= Task =
Below are records; print only the lines from the line containing "OCR this image." to the end, both included, reproduced exactly and without the pictures.

Start of Data to process

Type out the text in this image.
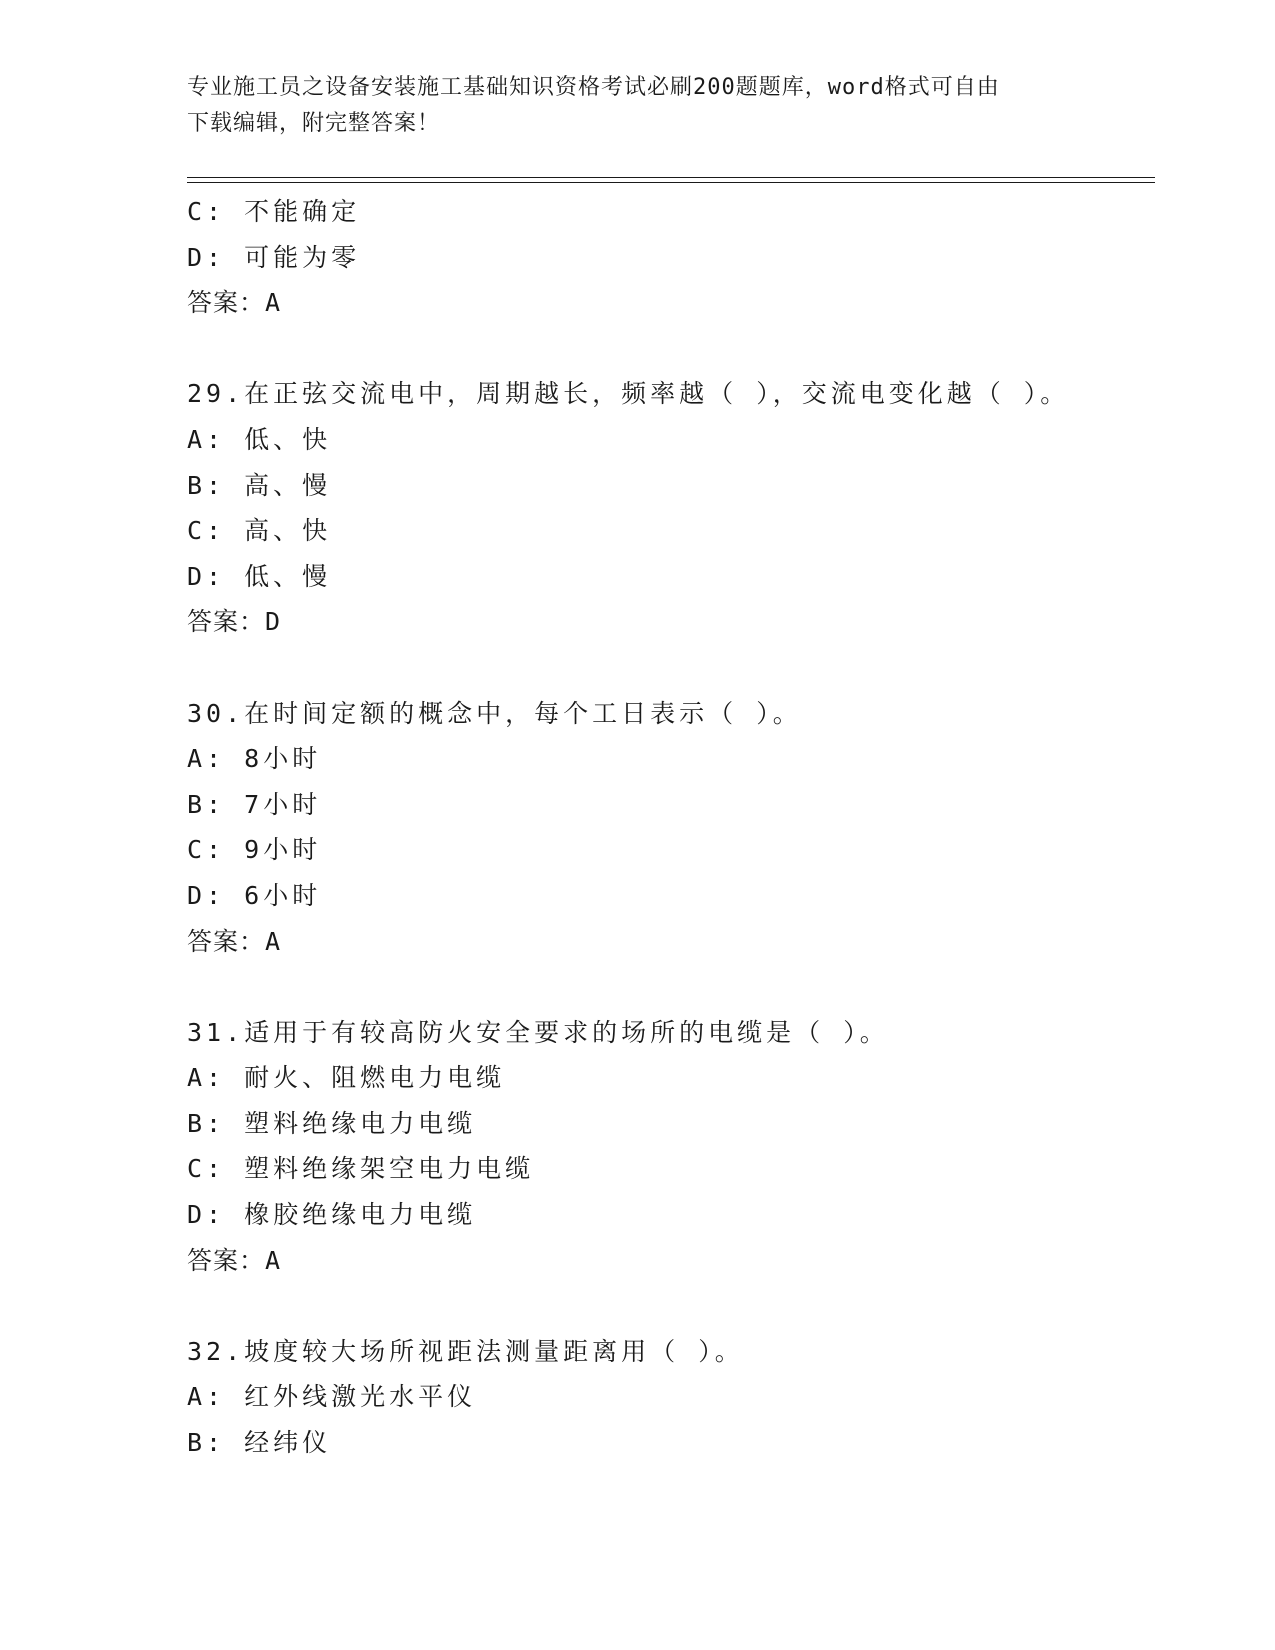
专业施工员之设备安装施工基础知识资格考试必刷200题题库，word格式可自由
下载编辑，附完整答案！
C: 不能确定
D: 可能为零
答案：A
29.在正弦交流电中，周期越长，频率越（ ），交流电变化越（ ）。
A: 低、快
B: 高、慢
C: 高、快
D: 低、慢
答案：D
30.在时间定额的概念中，每个工日表示（ ）。
A: 8小时
B: 7小时
C: 9小时
D: 6小时
答案：A
31.适用于有较高防火安全要求的场所的电缆是（ ）。
A: 耐火、阻燃电力电缆
B: 塑料绝缘电力电缆
C: 塑料绝缘架空电力电缆
D: 橡胶绝缘电力电缆
答案：A
32.坡度较大场所视距法测量距离用（ ）。
A: 红外线激光水平仪
B: 经纬仪
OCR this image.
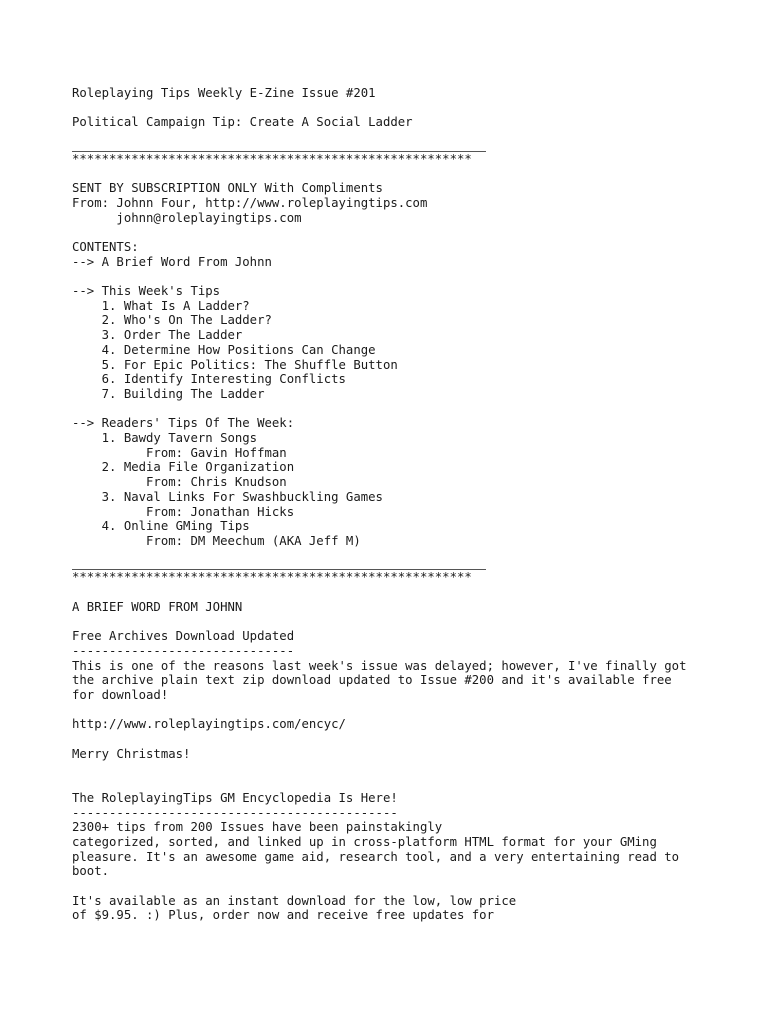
Roleplaying Tips Weekly E-Zine Issue #201

Political Campaign Tip: Create A Social Ladder

******************************************************

SENT BY SUBSCRIPTION ONLY With Compliments

From: Johnn Four, http://www.roleplayingtips.com

johnn@roleplayingtips.com

CONTENTS:

--> A Brief Word From Johnn

--> This Week's Tips

1. What Is A Ladder?

2. Who's On The Ladder?

3. Order The Ladder

4. Determine How Positions Can Change

5. For Epic Politics: The Shuffle Button

6. Identify Interesting Conflicts

7. Building The Ladder

--> Readers' Tips Of The Week:

1. Bawdy Tavern Songs

From: Gavin Hoffman

2. Media File Organization

From: Chris Knudson

3. Naval Links For Swashbuckling Games

From: Jonathan Hicks

4. Online GMing Tips

From: DM Meechum (AKA Jeff M)

******************************************************

A BRIEF WORD FROM JOHNN

Free Archives Download Updated

------------------------------

This is one of the reasons last week's issue was delayed; however, I've finally got

the archive plain text zip download updated to Issue #200 and it's available free

for download!

http://www.roleplayingtips.com/encyc/

Merry Christmas!

The RoleplayingTips GM Encyclopedia Is Here!

--------------------------------------------

2300+ tips from 200 Issues have been painstakingly

categorized, sorted, and linked up in cross-platform HTML format for your GMing

pleasure. It's an awesome game aid, research tool, and a very entertaining read to

boot.

It's available as an instant download for the low, low price

of $9.95. :) Plus, order now and receive free updates for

End of Data to process

= Result of the exercise =
OCR this image.
Roleplaying Tips Weekly E-Zine Issue #201

Political Campaign Tip: Create A Social Ladder

******************************************************

SENT BY SUBSCRIPTION ONLY With Compliments

From: Johnn Four, http://www.roleplayingtips.com

johnn@roleplayingtips.com

CONTENTS:

--> A Brief Word From Johnn

--> This Week's Tips

1. What Is A Ladder?

2. Who's On The Ladder?

3. Order The Ladder

4. Determine How Positions Can Change

5. For Epic Politics: The Shuffle Button

6. Identify Interesting Conflicts

7. Building The Ladder

--> Readers' Tips Of The Week:

1. Bawdy Tavern Songs

From: Gavin Hoffman

2. Media File Organization

From: Chris Knudson

3. Naval Links For Swashbuckling Games

From: Jonathan Hicks

4. Online GMing Tips

From: DM Meechum (AKA Jeff M)

******************************************************

A BRIEF WORD FROM JOHNN

Free Archives Download Updated

------------------------------

This is one of the reasons last week's issue was delayed; however, I've finally got

the archive plain text zip download updated to Issue #200 and it's available free

for download!

http://www.roleplayingtips.com/encyc/

Merry Christmas!

The RoleplayingTips GM Encyclopedia Is Here!

--------------------------------------------

2300+ tips from 200 Issues have been painstakingly

categorized, sorted, and linked up in cross-platform HTML format for your GMing

pleasure. It's an awesome game aid, research tool, and a very entertaining read to

boot.

It's available as an instant download for the low, low price

of $9.95. :) Plus, order now and receive free updates for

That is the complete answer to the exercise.